** Start of Rows **

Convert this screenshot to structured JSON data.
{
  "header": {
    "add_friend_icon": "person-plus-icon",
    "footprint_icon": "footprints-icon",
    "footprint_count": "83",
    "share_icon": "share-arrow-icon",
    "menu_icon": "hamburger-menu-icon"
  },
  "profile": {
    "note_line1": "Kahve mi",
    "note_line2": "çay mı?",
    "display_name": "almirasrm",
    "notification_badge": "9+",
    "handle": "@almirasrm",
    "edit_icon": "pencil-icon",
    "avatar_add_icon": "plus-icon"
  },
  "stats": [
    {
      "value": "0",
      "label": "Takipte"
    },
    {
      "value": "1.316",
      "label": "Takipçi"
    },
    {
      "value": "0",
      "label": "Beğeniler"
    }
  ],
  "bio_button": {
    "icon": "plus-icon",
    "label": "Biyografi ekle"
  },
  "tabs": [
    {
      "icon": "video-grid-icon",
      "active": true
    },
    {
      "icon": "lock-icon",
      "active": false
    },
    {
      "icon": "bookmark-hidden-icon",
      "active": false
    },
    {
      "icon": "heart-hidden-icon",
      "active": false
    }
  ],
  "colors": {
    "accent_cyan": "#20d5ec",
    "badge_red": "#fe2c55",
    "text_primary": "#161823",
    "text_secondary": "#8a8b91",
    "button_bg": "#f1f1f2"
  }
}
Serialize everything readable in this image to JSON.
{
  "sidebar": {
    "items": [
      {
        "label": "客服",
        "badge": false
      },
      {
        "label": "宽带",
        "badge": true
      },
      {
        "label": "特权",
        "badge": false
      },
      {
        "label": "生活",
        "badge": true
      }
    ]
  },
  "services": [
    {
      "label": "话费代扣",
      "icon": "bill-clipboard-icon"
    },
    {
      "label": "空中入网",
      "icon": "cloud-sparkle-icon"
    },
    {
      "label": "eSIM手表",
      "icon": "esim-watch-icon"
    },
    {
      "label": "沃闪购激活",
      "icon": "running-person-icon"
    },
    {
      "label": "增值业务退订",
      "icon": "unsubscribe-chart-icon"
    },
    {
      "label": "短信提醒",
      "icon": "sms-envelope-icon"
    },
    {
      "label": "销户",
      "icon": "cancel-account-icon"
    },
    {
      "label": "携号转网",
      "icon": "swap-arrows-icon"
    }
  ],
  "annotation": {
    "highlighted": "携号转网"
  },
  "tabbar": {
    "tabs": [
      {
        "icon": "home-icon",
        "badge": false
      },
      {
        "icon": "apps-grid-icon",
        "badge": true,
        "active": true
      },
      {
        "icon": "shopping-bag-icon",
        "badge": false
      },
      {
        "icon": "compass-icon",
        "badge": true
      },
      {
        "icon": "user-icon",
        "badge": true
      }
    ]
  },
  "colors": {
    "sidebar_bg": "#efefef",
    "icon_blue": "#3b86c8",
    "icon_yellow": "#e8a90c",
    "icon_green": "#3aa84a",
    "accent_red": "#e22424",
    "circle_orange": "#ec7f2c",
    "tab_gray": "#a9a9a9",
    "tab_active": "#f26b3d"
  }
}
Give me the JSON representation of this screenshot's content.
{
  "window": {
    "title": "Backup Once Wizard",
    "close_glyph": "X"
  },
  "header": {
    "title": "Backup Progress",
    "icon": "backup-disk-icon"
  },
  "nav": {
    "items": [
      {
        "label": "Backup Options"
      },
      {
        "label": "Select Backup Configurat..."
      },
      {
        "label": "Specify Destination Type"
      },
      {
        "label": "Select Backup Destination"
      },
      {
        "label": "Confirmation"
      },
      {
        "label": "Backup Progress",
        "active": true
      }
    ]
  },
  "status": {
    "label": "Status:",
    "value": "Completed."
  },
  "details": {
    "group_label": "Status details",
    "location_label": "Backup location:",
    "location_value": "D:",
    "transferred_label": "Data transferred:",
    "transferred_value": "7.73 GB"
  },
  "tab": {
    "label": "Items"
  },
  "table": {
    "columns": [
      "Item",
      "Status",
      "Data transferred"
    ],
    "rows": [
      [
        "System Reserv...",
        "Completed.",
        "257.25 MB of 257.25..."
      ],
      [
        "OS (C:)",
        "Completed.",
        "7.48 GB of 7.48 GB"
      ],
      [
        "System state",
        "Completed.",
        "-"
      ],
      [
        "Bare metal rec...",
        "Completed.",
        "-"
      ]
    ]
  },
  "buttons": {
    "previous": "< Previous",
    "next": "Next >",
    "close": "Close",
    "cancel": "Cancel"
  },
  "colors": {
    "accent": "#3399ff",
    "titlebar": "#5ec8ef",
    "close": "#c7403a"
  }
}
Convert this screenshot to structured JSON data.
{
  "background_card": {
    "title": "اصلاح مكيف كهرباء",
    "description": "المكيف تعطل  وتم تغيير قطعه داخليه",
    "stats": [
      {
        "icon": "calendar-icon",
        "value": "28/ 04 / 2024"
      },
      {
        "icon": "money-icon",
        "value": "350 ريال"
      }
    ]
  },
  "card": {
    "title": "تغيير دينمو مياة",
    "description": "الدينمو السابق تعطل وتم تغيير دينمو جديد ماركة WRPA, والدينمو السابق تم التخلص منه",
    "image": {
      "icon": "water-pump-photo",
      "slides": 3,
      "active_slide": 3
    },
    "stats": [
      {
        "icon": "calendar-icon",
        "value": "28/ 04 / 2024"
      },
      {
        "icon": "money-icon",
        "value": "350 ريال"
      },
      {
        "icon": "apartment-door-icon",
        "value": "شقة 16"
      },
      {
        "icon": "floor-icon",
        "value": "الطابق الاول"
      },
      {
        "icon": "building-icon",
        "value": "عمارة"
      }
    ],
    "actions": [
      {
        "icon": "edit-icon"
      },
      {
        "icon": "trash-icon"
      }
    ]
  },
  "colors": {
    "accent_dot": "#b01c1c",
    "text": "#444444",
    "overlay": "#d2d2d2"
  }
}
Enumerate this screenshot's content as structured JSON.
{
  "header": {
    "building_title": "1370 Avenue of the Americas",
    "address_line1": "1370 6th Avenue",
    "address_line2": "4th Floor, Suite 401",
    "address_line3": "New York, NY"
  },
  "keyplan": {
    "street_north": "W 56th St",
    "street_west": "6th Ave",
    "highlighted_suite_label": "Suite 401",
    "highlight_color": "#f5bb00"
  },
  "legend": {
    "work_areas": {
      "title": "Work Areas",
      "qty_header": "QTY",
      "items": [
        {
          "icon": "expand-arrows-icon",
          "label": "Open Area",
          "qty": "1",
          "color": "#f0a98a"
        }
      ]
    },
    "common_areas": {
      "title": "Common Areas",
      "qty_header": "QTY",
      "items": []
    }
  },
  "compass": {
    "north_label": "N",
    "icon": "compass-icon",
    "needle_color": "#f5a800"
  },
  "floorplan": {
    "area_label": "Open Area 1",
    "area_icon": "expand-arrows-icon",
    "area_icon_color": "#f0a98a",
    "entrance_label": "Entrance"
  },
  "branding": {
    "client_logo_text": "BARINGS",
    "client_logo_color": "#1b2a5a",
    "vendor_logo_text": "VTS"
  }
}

** End of Rows **

*Given exercise*: The records above need to be transcribed in full. Keep every character unchanged.

*Problem solution*:
Convert this screenshot to structured JSON data.
{
  "header": {
    "add_friend_icon": "person-plus-icon",
    "footprint_icon": "footprints-icon",
    "footprint_count": "83",
    "share_icon": "share-arrow-icon",
    "menu_icon": "hamburger-menu-icon"
  },
  "profile": {
    "note_line1": "Kahve mi",
    "note_line2": "çay mı?",
    "display_name": "almirasrm",
    "notification_badge": "9+",
    "handle": "@almirasrm",
    "edit_icon": "pencil-icon",
    "avatar_add_icon": "plus-icon"
  },
  "stats": [
    {
      "value": "0",
      "label": "Takipte"
    },
    {
      "value": "1.316",
      "label": "Takipçi"
    },
    {
      "value": "0",
      "label": "Beğeniler"
    }
  ],
  "bio_button": {
    "icon": "plus-icon",
    "label": "Biyografi ekle"
  },
  "tabs": [
    {
      "icon": "video-grid-icon",
      "active": true
    },
    {
      "icon": "lock-icon",
      "active": false
    },
    {
      "icon": "bookmark-hidden-icon",
      "active": false
    },
    {
      "icon": "heart-hidden-icon",
      "active": false
    }
  ],
  "colors": {
    "accent_cyan": "#20d5ec",
    "badge_red": "#fe2c55",
    "text_primary": "#161823",
    "text_secondary": "#8a8b91",
    "button_bg": "#f1f1f2"
  }
}
Serialize everything readable in this image to JSON.
{
  "sidebar": {
    "items": [
      {
        "label": "客服",
        "badge": false
      },
      {
        "label": "宽带",
        "badge": true
      },
      {
        "label": "特权",
        "badge": false
      },
      {
        "label": "生活",
        "badge": true
      }
    ]
  },
  "services": [
    {
      "label": "话费代扣",
      "icon": "bill-clipboard-icon"
    },
    {
      "label": "空中入网",
      "icon": "cloud-sparkle-icon"
    },
    {
      "label": "eSIM手表",
      "icon": "esim-watch-icon"
    },
    {
      "label": "沃闪购激活",
      "icon": "running-person-icon"
    },
    {
      "label": "增值业务退订",
      "icon": "unsubscribe-chart-icon"
    },
    {
      "label": "短信提醒",
      "icon": "sms-envelope-icon"
    },
    {
      "label": "销户",
      "icon": "cancel-account-icon"
    },
    {
      "label": "携号转网",
      "icon": "swap-arrows-icon"
    }
  ],
  "annotation": {
    "highlighted": "携号转网"
  },
  "tabbar": {
    "tabs": [
      {
        "icon": "home-icon",
        "badge": false
      },
      {
        "icon": "apps-grid-icon",
        "badge": true,
        "active": true
      },
      {
        "icon": "shopping-bag-icon",
        "badge": false
      },
      {
        "icon": "compass-icon",
        "badge": true
      },
      {
        "icon": "user-icon",
        "badge": true
      }
    ]
  },
  "colors": {
    "sidebar_bg": "#efefef",
    "icon_blue": "#3b86c8",
    "icon_yellow": "#e8a90c",
    "icon_green": "#3aa84a",
    "accent_red": "#e22424",
    "circle_orange": "#ec7f2c",
    "tab_gray": "#a9a9a9",
    "tab_active": "#f26b3d"
  }
}
Give me the JSON representation of this screenshot's content.
{
  "window": {
    "title": "Backup Once Wizard",
    "close_glyph": "X"
  },
  "header": {
    "title": "Backup Progress",
    "icon": "backup-disk-icon"
  },
  "nav": {
    "items": [
      {
        "label": "Backup Options"
      },
      {
        "label": "Select Backup Configurat..."
      },
      {
        "label": "Specify Destination Type"
      },
      {
        "label": "Select Backup Destination"
      },
      {
        "label": "Confirmation"
      },
      {
        "label": "Backup Progress",
        "active": true
      }
    ]
  },
  "status": {
    "label": "Status:",
    "value": "Completed."
  },
  "details": {
    "group_label": "Status details",
    "location_label": "Backup location:",
    "location_value": "D:",
    "transferred_label": "Data transferred:",
    "transferred_value": "7.73 GB"
  },
  "tab": {
    "label": "Items"
  },
  "table": {
    "columns": [
      "Item",
      "Status",
      "Data transferred"
    ],
    "rows": [
      [
        "System Reserv...",
        "Completed.",
        "257.25 MB of 257.25..."
      ],
      [
        "OS (C:)",
        "Completed.",
        "7.48 GB of 7.48 GB"
      ],
      [
        "System state",
        "Completed.",
        "-"
      ],
      [
        "Bare metal rec...",
        "Completed.",
        "-"
      ]
    ]
  },
  "buttons": {
    "previous": "< Previous",
    "next": "Next >",
    "close": "Close",
    "cancel": "Cancel"
  },
  "colors": {
    "accent": "#3399ff",
    "titlebar": "#5ec8ef",
    "close": "#c7403a"
  }
}
Convert this screenshot to structured JSON data.
{
  "background_card": {
    "title": "اصلاح مكيف كهرباء",
    "description": "المكيف تعطل  وتم تغيير قطعه داخليه",
    "stats": [
      {
        "icon": "calendar-icon",
        "value": "28/ 04 / 2024"
      },
      {
        "icon": "money-icon",
        "value": "350 ريال"
      }
    ]
  },
  "card": {
    "title": "تغيير دينمو مياة",
    "description": "الدينمو السابق تعطل وتم تغيير دينمو جديد ماركة WRPA, والدينمو السابق تم التخلص منه",
    "image": {
      "icon": "water-pump-photo",
      "slides": 3,
      "active_slide": 3
    },
    "stats": [
      {
        "icon": "calendar-icon",
        "value": "28/ 04 / 2024"
      },
      {
        "icon": "money-icon",
        "value": "350 ريال"
      },
      {
        "icon": "apartment-door-icon",
        "value": "شقة 16"
      },
      {
        "icon": "floor-icon",
        "value": "الطابق الاول"
      },
      {
        "icon": "building-icon",
        "value": "عمارة"
      }
    ],
    "actions": [
      {
        "icon": "edit-icon"
      },
      {
        "icon": "trash-icon"
      }
    ]
  },
  "colors": {
    "accent_dot": "#b01c1c",
    "text": "#444444",
    "overlay": "#d2d2d2"
  }
}
Enumerate this screenshot's content as structured JSON.
{
  "header": {
    "building_title": "1370 Avenue of the Americas",
    "address_line1": "1370 6th Avenue",
    "address_line2": "4th Floor, Suite 401",
    "address_line3": "New York, NY"
  },
  "keyplan": {
    "street_north": "W 56th St",
    "street_west": "6th Ave",
    "highlighted_suite_label": "Suite 401",
    "highlight_color": "#f5bb00"
  },
  "legend": {
    "work_areas": {
      "title": "Work Areas",
      "qty_header": "QTY",
      "items": [
        {
          "icon": "expand-arrows-icon",
          "label": "Open Area",
          "qty": "1",
          "color": "#f0a98a"
        }
      ]
    },
    "common_areas": {
      "title": "Common Areas",
      "qty_header": "QTY",
      "items": []
    }
  },
  "compass": {
    "north_label": "N",
    "icon": "compass-icon",
    "needle_color": "#f5a800"
  },
  "floorplan": {
    "area_label": "Open Area 1",
    "area_icon": "expand-arrows-icon",
    "area_icon_color": "#f0a98a",
    "entrance_label": "Entrance"
  },
  "branding": {
    "client_logo_text": "BARINGS",
    "client_logo_color": "#1b2a5a",
    "vendor_logo_text": "VTS"
  }
}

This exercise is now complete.